WHAT YOU HAVE TO DO
Copy each line in the data that includes the word "this".

DATA LINES
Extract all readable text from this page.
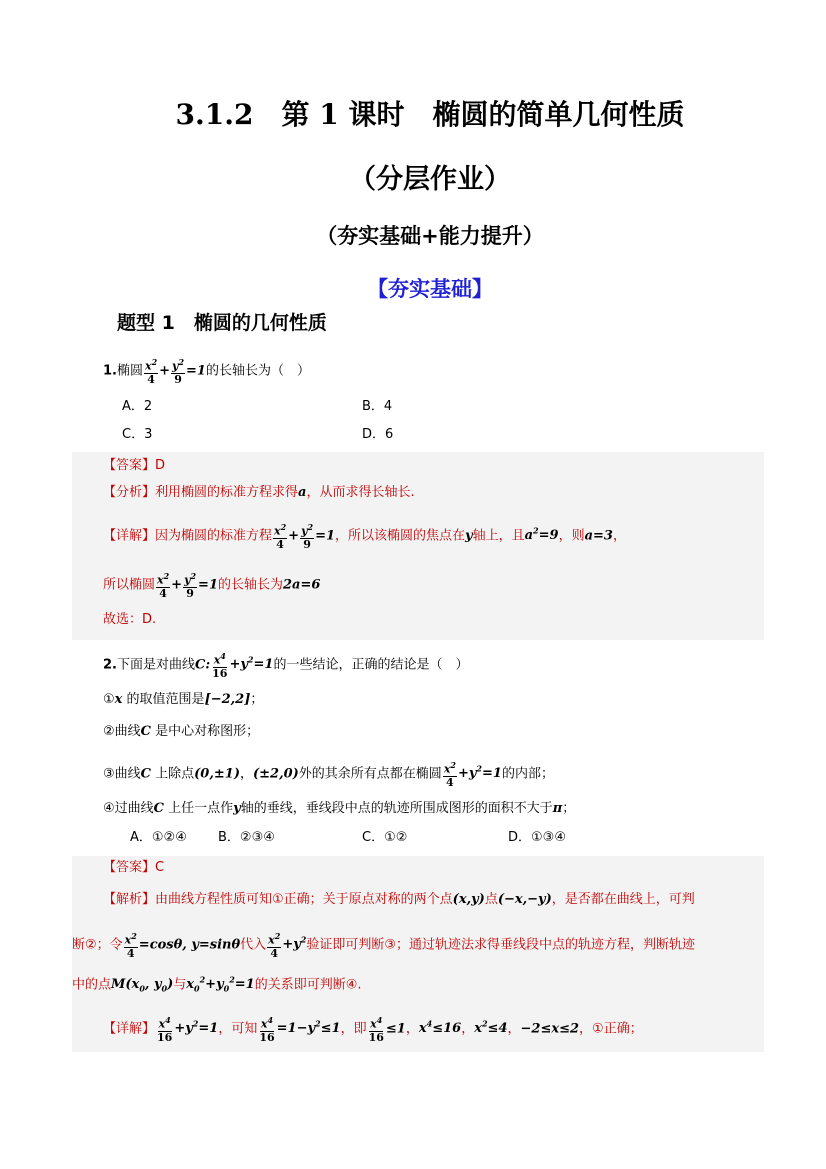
3.1.2　第 1 课时　椭圆的简单几何性质
（分层作业）
（夯实基础+能力提升）
【夯实基础】
题型 1　椭圆的几何性质
1.椭圆 $\frac{x^2}{4} + \frac{y^2}{9} =1$的长轴长为（　）
A．2	B．4
C．3	D．6
【答案】D
【分析】利用椭圆的标准方程求得a，从而求得长轴长.
【详解】因为椭圆的标准方程 $\frac{x^2}{4} + \frac{y^2}{9} =1$，所以该椭圆的焦点在y轴上，且$a^2=9$，则a=3，
所以椭圆 $\frac{x^2}{4} + \frac{y^2}{9} =1$的长轴长为2a=6
故选：D.
2.下面是对曲线C: $\frac{x^4}{16} +y^2=1$的一些结论，正确的结论是（　）
①x 的取值范围是[−2,2]；
②曲线C 是中心对称图形；
③曲线C 上除点(0,±1)，(±2,0)外的其余所有点都在椭圆 $\frac{x^2}{4} +y^2=1$的内部；
④过曲线C 上任一点作y轴的垂线，垂线段中点的轨迹所围成图形的面积不大于π；
A．①②④ B．②③④	C．①②	D．①③④
【答案】C
【解析】由曲线方程性质可知①正确；关于原点对称的两个点(x,y)点(−x,−y)，是否都在曲线上，可判
断②；令 $\frac{x^2}{4} =\cos\theta$, y=sinθ代入 $\frac{x^2}{4} +y^2$验证即可判断③；通过轨迹法求得垂线段中点的轨迹方程，判断轨迹
中的点$M(x_0$, $y_0$)与$x_0^2+y_0^2=1$的关系即可判断④.
【详解】 $\frac{x^4}{16} +y^2=1$，可知 $\frac{x^4}{16} =1-y^2\le 1$，即 $\frac{x^4}{16} \le 1$，$x^4\le 16$，$x^2\le 4$，−2≤x≤2，①正确；
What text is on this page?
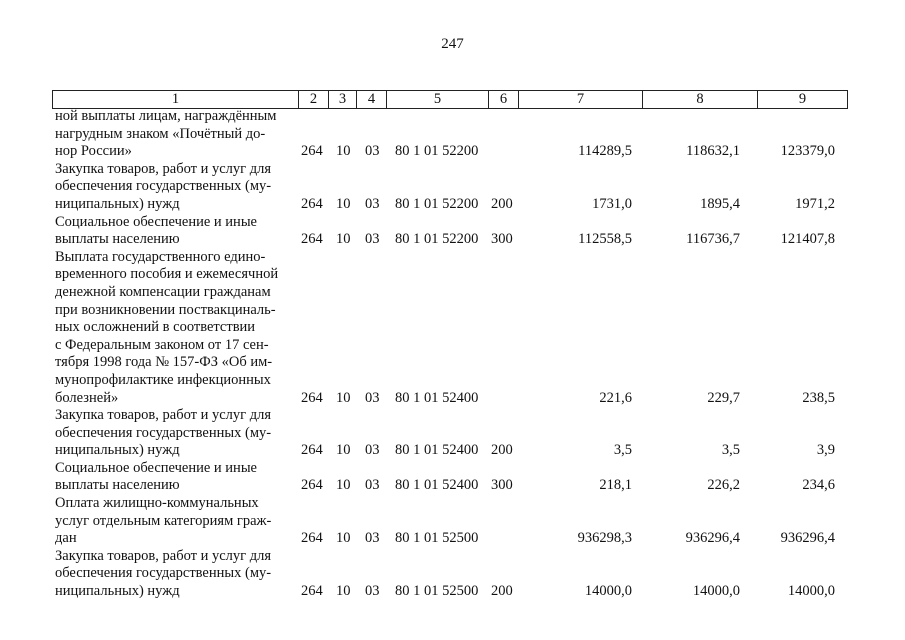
247
1	2	3	4	5	6	7	8	9
ной выплаты лицам, награждённым
нагрудным знаком «Почётный до-
нор России»	264 10 03 80 1 01 52200	114289,5	118632,1	123379,0
Закупка товаров, работ и услуг для
обеспечения государственных (му-
ниципальных) нужд	264 10 03 80 1 01 52200 200	1731,0	1895,4	1971,2
Социальное обеспечение и иные
выплаты населению	264 10 03 80 1 01 52200 300	112558,5	116736,7	121407,8
Выплата государственного едино-
временного пособия и ежемесячной
денежной компенсации гражданам
при возникновении поствакциналь-
ных осложнений в соответствии
с Федеральным законом от 17 сен-
тября 1998 года № 157-ФЗ «Об им-
мунопрофилактике инфекционных
болезней»	264 10 03 80 1 01 52400	221,6	229,7	238,5
Закупка товаров, работ и услуг для
обеспечения государственных (му-
ниципальных) нужд	264 10 03 80 1 01 52400 200	3,5	3,5	3,9
Социальное обеспечение и иные
выплаты населению	264 10 03 80 1 01 52400 300	218,1	226,2	234,6
Оплата жилищно-коммунальных
услуг отдельным категориям граж-
дан	264 10 03 80 1 01 52500	936298,3	936296,4	936296,4
Закупка товаров, работ и услуг для
обеспечения государственных (му-
ниципальных) нужд	264 10 03 80 1 01 52500 200	14000,0	14000,0	14000,0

WRITTEN SOLUTION
Extract all readable text from this page.
What text is on this page?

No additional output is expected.